Your objective: Transcribe the material in full. Nothing should differ except that the pictures are left out.
_ _ _ _
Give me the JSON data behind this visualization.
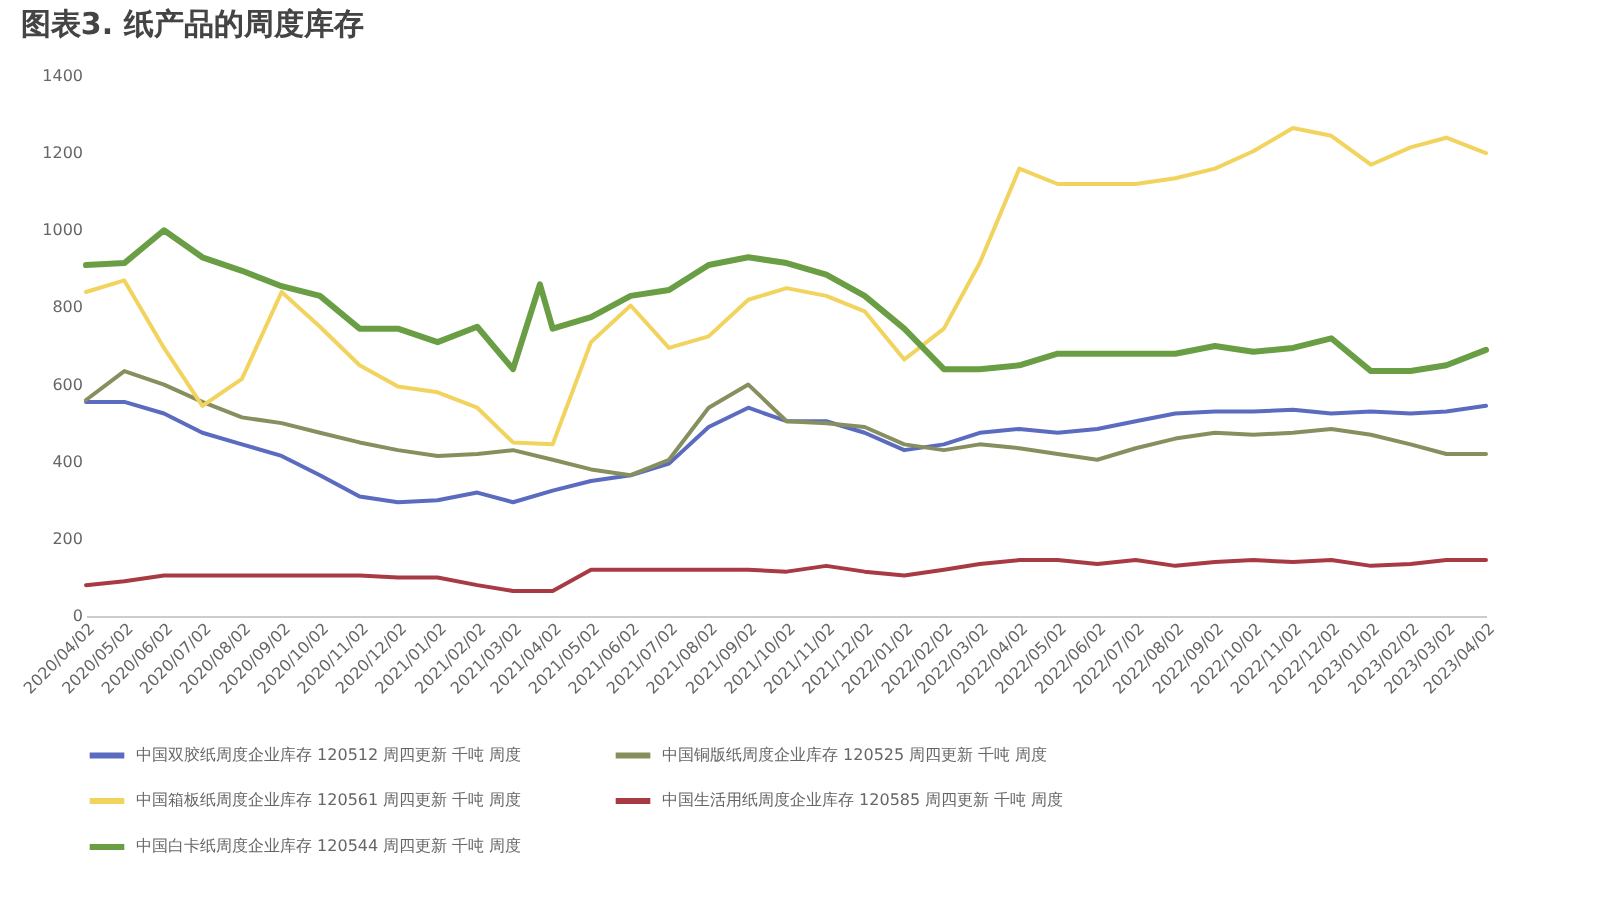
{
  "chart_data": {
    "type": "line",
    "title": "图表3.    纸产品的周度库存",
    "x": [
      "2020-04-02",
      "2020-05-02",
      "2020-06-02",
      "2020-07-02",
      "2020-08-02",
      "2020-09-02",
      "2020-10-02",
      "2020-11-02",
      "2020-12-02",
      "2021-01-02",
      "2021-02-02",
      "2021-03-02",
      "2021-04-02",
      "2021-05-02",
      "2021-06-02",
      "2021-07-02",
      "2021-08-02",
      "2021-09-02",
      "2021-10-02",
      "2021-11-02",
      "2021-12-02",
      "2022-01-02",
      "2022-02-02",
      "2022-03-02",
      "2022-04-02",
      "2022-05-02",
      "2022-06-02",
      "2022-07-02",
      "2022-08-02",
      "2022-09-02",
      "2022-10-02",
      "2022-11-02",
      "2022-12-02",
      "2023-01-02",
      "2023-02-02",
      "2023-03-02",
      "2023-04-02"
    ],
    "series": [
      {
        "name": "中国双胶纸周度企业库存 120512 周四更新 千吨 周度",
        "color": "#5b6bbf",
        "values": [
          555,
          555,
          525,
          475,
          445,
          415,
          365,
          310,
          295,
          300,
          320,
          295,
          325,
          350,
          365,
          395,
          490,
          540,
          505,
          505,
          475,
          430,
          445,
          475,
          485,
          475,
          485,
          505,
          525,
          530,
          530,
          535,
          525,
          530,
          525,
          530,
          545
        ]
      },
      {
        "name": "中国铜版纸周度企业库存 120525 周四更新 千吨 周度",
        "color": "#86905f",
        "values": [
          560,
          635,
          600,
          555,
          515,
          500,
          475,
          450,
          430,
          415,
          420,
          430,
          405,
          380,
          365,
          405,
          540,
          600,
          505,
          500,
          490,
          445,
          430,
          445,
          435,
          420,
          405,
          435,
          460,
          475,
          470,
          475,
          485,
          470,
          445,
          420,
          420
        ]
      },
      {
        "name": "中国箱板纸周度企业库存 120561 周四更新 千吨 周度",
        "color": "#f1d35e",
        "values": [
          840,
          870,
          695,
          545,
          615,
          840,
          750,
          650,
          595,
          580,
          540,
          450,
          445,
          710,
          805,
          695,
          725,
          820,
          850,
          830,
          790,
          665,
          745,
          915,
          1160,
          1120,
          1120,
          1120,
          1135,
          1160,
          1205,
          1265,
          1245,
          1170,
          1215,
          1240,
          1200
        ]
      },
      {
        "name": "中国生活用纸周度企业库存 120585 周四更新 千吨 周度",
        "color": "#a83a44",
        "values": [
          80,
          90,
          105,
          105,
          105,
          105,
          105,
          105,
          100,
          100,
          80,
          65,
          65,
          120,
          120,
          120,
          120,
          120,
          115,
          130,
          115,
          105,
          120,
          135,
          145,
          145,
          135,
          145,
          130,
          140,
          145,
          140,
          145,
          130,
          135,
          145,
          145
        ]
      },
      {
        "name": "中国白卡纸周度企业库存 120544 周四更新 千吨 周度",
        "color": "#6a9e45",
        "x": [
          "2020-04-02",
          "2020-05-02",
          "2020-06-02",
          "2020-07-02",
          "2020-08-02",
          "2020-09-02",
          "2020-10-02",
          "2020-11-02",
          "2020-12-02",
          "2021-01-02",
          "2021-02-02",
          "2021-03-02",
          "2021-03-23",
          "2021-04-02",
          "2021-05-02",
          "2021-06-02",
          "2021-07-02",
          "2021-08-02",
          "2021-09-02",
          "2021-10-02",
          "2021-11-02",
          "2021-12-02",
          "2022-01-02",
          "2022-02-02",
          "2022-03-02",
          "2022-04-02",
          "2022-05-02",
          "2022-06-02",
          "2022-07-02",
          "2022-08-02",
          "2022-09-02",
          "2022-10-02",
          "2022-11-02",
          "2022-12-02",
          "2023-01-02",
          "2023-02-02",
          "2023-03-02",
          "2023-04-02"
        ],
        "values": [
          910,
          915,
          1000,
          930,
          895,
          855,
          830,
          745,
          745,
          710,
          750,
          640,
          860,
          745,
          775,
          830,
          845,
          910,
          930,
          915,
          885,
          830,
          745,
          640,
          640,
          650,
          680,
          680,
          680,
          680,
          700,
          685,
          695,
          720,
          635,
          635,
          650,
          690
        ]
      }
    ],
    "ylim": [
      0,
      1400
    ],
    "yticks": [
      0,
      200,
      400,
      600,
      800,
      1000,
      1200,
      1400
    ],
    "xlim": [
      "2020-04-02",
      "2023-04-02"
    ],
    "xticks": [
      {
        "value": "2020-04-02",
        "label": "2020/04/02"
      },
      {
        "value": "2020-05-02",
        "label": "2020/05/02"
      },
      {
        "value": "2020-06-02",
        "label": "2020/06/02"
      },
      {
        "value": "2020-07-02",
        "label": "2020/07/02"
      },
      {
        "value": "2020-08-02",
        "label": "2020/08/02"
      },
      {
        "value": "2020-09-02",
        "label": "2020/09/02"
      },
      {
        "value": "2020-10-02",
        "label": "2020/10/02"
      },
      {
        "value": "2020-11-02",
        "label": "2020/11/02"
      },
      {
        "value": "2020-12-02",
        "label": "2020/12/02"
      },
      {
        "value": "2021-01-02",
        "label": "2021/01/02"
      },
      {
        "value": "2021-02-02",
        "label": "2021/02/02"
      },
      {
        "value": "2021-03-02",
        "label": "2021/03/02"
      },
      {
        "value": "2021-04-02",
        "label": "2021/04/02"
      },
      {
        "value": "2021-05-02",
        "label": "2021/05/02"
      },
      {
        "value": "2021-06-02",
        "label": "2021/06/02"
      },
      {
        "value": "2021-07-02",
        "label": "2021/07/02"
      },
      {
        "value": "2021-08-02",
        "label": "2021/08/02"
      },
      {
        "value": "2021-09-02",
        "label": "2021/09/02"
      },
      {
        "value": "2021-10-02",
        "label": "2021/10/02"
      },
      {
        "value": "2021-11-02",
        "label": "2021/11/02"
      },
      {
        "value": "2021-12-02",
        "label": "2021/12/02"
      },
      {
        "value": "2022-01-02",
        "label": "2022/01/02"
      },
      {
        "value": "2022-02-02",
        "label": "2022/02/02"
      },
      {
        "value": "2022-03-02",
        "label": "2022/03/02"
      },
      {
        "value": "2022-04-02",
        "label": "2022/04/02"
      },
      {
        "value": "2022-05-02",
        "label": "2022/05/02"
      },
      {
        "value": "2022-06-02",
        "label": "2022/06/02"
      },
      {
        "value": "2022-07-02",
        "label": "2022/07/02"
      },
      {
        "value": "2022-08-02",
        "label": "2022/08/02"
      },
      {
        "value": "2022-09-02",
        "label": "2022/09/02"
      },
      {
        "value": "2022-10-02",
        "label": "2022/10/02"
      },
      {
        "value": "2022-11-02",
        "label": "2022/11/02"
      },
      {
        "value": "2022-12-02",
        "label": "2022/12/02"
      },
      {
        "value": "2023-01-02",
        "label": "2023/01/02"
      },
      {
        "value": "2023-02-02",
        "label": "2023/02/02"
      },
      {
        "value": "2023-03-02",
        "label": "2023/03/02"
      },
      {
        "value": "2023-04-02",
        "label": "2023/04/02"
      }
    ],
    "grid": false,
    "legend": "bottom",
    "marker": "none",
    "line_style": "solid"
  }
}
_ _ _ _
Final result:
Give me the JSON data behind this visualization.
{
  "chart_data": {
    "type": "line",
    "title": "图表3.    纸产品的周度库存",
    "x": [
      "2020-04-02",
      "2020-05-02",
      "2020-06-02",
      "2020-07-02",
      "2020-08-02",
      "2020-09-02",
      "2020-10-02",
      "2020-11-02",
      "2020-12-02",
      "2021-01-02",
      "2021-02-02",
      "2021-03-02",
      "2021-04-02",
      "2021-05-02",
      "2021-06-02",
      "2021-07-02",
      "2021-08-02",
      "2021-09-02",
      "2021-10-02",
      "2021-11-02",
      "2021-12-02",
      "2022-01-02",
      "2022-02-02",
      "2022-03-02",
      "2022-04-02",
      "2022-05-02",
      "2022-06-02",
      "2022-07-02",
      "2022-08-02",
      "2022-09-02",
      "2022-10-02",
      "2022-11-02",
      "2022-12-02",
      "2023-01-02",
      "2023-02-02",
      "2023-03-02",
      "2023-04-02"
    ],
    "series": [
      {
        "name": "中国双胶纸周度企业库存 120512 周四更新 千吨 周度",
        "color": "#5b6bbf",
        "values": [
          555,
          555,
          525,
          475,
          445,
          415,
          365,
          310,
          295,
          300,
          320,
          295,
          325,
          350,
          365,
          395,
          490,
          540,
          505,
          505,
          475,
          430,
          445,
          475,
          485,
          475,
          485,
          505,
          525,
          530,
          530,
          535,
          525,
          530,
          525,
          530,
          545
        ]
      },
      {
        "name": "中国铜版纸周度企业库存 120525 周四更新 千吨 周度",
        "color": "#86905f",
        "values": [
          560,
          635,
          600,
          555,
          515,
          500,
          475,
          450,
          430,
          415,
          420,
          430,
          405,
          380,
          365,
          405,
          540,
          600,
          505,
          500,
          490,
          445,
          430,
          445,
          435,
          420,
          405,
          435,
          460,
          475,
          470,
          475,
          485,
          470,
          445,
          420,
          420
        ]
      },
      {
        "name": "中国箱板纸周度企业库存 120561 周四更新 千吨 周度",
        "color": "#f1d35e",
        "values": [
          840,
          870,
          695,
          545,
          615,
          840,
          750,
          650,
          595,
          580,
          540,
          450,
          445,
          710,
          805,
          695,
          725,
          820,
          850,
          830,
          790,
          665,
          745,
          915,
          1160,
          1120,
          1120,
          1120,
          1135,
          1160,
          1205,
          1265,
          1245,
          1170,
          1215,
          1240,
          1200
        ]
      },
      {
        "name": "中国生活用纸周度企业库存 120585 周四更新 千吨 周度",
        "color": "#a83a44",
        "values": [
          80,
          90,
          105,
          105,
          105,
          105,
          105,
          105,
          100,
          100,
          80,
          65,
          65,
          120,
          120,
          120,
          120,
          120,
          115,
          130,
          115,
          105,
          120,
          135,
          145,
          145,
          135,
          145,
          130,
          140,
          145,
          140,
          145,
          130,
          135,
          145,
          145
        ]
      },
      {
        "name": "中国白卡纸周度企业库存 120544 周四更新 千吨 周度",
        "color": "#6a9e45",
        "x": [
          "2020-04-02",
          "2020-05-02",
          "2020-06-02",
          "2020-07-02",
          "2020-08-02",
          "2020-09-02",
          "2020-10-02",
          "2020-11-02",
          "2020-12-02",
          "2021-01-02",
          "2021-02-02",
          "2021-03-02",
          "2021-03-23",
          "2021-04-02",
          "2021-05-02",
          "2021-06-02",
          "2021-07-02",
          "2021-08-02",
          "2021-09-02",
          "2021-10-02",
          "2021-11-02",
          "2021-12-02",
          "2022-01-02",
          "2022-02-02",
          "2022-03-02",
          "2022-04-02",
          "2022-05-02",
          "2022-06-02",
          "2022-07-02",
          "2022-08-02",
          "2022-09-02",
          "2022-10-02",
          "2022-11-02",
          "2022-12-02",
          "2023-01-02",
          "2023-02-02",
          "2023-03-02",
          "2023-04-02"
        ],
        "values": [
          910,
          915,
          1000,
          930,
          895,
          855,
          830,
          745,
          745,
          710,
          750,
          640,
          860,
          745,
          775,
          830,
          845,
          910,
          930,
          915,
          885,
          830,
          745,
          640,
          640,
          650,
          680,
          680,
          680,
          680,
          700,
          685,
          695,
          720,
          635,
          635,
          650,
          690
        ]
      }
    ],
    "ylim": [
      0,
      1400
    ],
    "yticks": [
      0,
      200,
      400,
      600,
      800,
      1000,
      1200,
      1400
    ],
    "xlim": [
      "2020-04-02",
      "2023-04-02"
    ],
    "xticks": [
      {
        "value": "2020-04-02",
        "label": "2020/04/02"
      },
      {
        "value": "2020-05-02",
        "label": "2020/05/02"
      },
      {
        "value": "2020-06-02",
        "label": "2020/06/02"
      },
      {
        "value": "2020-07-02",
        "label": "2020/07/02"
      },
      {
        "value": "2020-08-02",
        "label": "2020/08/02"
      },
      {
        "value": "2020-09-02",
        "label": "2020/09/02"
      },
      {
        "value": "2020-10-02",
        "label": "2020/10/02"
      },
      {
        "value": "2020-11-02",
        "label": "2020/11/02"
      },
      {
        "value": "2020-12-02",
        "label": "2020/12/02"
      },
      {
        "value": "2021-01-02",
        "label": "2021/01/02"
      },
      {
        "value": "2021-02-02",
        "label": "2021/02/02"
      },
      {
        "value": "2021-03-02",
        "label": "2021/03/02"
      },
      {
        "value": "2021-04-02",
        "label": "2021/04/02"
      },
      {
        "value": "2021-05-02",
        "label": "2021/05/02"
      },
      {
        "value": "2021-06-02",
        "label": "2021/06/02"
      },
      {
        "value": "2021-07-02",
        "label": "2021/07/02"
      },
      {
        "value": "2021-08-02",
        "label": "2021/08/02"
      },
      {
        "value": "2021-09-02",
        "label": "2021/09/02"
      },
      {
        "value": "2021-10-02",
        "label": "2021/10/02"
      },
      {
        "value": "2021-11-02",
        "label": "2021/11/02"
      },
      {
        "value": "2021-12-02",
        "label": "2021/12/02"
      },
      {
        "value": "2022-01-02",
        "label": "2022/01/02"
      },
      {
        "value": "2022-02-02",
        "label": "2022/02/02"
      },
      {
        "value": "2022-03-02",
        "label": "2022/03/02"
      },
      {
        "value": "2022-04-02",
        "label": "2022/04/02"
      },
      {
        "value": "2022-05-02",
        "label": "2022/05/02"
      },
      {
        "value": "2022-06-02",
        "label": "2022/06/02"
      },
      {
        "value": "2022-07-02",
        "label": "2022/07/02"
      },
      {
        "value": "2022-08-02",
        "label": "2022/08/02"
      },
      {
        "value": "2022-09-02",
        "label": "2022/09/02"
      },
      {
        "value": "2022-10-02",
        "label": "2022/10/02"
      },
      {
        "value": "2022-11-02",
        "label": "2022/11/02"
      },
      {
        "value": "2022-12-02",
        "label": "2022/12/02"
      },
      {
        "value": "2023-01-02",
        "label": "2023/01/02"
      },
      {
        "value": "2023-02-02",
        "label": "2023/02/02"
      },
      {
        "value": "2023-03-02",
        "label": "2023/03/02"
      },
      {
        "value": "2023-04-02",
        "label": "2023/04/02"
      }
    ],
    "grid": false,
    "legend": "bottom",
    "marker": "none",
    "line_style": "solid"
  }
}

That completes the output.